begin EXCERPTED RECORDS
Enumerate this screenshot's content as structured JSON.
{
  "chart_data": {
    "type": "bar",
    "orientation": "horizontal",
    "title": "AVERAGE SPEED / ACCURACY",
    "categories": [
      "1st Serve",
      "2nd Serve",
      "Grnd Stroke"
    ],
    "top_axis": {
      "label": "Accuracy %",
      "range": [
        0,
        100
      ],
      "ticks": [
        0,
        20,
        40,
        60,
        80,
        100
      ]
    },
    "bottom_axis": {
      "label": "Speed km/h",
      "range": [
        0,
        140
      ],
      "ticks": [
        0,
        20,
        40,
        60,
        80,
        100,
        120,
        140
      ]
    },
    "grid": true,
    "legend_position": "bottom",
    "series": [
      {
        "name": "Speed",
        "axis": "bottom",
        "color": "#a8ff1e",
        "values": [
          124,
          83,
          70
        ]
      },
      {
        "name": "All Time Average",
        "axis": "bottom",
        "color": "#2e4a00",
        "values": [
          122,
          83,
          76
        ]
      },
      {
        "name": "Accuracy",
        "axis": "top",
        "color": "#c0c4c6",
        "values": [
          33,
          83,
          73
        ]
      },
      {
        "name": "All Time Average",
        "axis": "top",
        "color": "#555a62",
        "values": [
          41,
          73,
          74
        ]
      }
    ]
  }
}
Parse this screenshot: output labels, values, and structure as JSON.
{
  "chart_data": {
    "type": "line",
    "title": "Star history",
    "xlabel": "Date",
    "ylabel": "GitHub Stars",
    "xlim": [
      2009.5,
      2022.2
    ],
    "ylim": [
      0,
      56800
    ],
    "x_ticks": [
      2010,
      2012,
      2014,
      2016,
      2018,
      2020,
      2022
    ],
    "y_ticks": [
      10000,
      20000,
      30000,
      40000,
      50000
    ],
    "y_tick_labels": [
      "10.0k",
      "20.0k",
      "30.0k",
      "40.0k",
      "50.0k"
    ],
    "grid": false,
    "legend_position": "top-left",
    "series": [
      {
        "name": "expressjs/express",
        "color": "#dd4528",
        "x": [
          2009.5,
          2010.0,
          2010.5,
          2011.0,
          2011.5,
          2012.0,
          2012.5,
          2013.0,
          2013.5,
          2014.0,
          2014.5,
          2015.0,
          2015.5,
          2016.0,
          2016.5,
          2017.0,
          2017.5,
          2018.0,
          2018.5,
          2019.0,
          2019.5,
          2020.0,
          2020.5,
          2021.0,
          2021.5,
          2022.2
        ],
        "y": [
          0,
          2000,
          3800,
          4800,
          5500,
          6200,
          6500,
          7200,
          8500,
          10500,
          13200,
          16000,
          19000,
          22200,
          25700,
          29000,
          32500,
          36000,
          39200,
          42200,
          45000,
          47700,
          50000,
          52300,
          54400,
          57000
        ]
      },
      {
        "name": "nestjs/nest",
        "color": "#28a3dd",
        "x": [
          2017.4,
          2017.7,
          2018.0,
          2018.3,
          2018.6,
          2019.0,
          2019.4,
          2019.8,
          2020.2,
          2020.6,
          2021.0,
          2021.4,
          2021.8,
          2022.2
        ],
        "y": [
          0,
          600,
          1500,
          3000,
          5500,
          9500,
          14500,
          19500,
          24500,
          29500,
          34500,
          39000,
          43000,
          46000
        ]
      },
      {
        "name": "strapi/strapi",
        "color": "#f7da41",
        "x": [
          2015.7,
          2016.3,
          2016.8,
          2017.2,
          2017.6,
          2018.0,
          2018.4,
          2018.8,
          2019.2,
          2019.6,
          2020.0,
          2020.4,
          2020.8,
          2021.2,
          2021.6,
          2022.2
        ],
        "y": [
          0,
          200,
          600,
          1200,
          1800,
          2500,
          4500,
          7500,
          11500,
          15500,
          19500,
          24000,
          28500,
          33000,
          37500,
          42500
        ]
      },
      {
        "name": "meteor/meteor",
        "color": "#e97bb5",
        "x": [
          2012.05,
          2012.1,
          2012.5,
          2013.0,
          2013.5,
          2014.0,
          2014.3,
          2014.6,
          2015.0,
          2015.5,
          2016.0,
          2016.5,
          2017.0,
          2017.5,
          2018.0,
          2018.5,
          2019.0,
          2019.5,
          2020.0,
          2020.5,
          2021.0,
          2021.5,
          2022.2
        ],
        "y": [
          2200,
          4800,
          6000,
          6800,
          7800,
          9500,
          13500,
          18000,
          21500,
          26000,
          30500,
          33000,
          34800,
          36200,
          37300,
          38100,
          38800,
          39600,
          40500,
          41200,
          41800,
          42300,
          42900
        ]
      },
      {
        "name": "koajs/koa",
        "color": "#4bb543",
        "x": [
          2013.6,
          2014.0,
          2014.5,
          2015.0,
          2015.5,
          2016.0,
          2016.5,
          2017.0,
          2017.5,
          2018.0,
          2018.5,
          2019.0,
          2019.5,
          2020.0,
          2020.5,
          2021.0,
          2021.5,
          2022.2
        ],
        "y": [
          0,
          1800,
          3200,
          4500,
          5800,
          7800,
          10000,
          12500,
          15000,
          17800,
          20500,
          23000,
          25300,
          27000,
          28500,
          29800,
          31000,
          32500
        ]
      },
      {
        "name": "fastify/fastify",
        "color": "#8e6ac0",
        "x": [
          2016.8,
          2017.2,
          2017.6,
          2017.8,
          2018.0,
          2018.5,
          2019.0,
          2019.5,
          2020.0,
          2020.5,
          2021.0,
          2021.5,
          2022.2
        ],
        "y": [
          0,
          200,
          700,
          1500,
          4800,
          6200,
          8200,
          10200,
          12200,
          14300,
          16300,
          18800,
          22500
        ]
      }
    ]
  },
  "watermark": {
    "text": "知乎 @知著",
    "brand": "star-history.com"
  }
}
end EXCERPTED RECORDS
Pull out all lines of the data with the string "title".

    "title": "AVERAGE SPEED / ACCURACY",
    "title": "Star history",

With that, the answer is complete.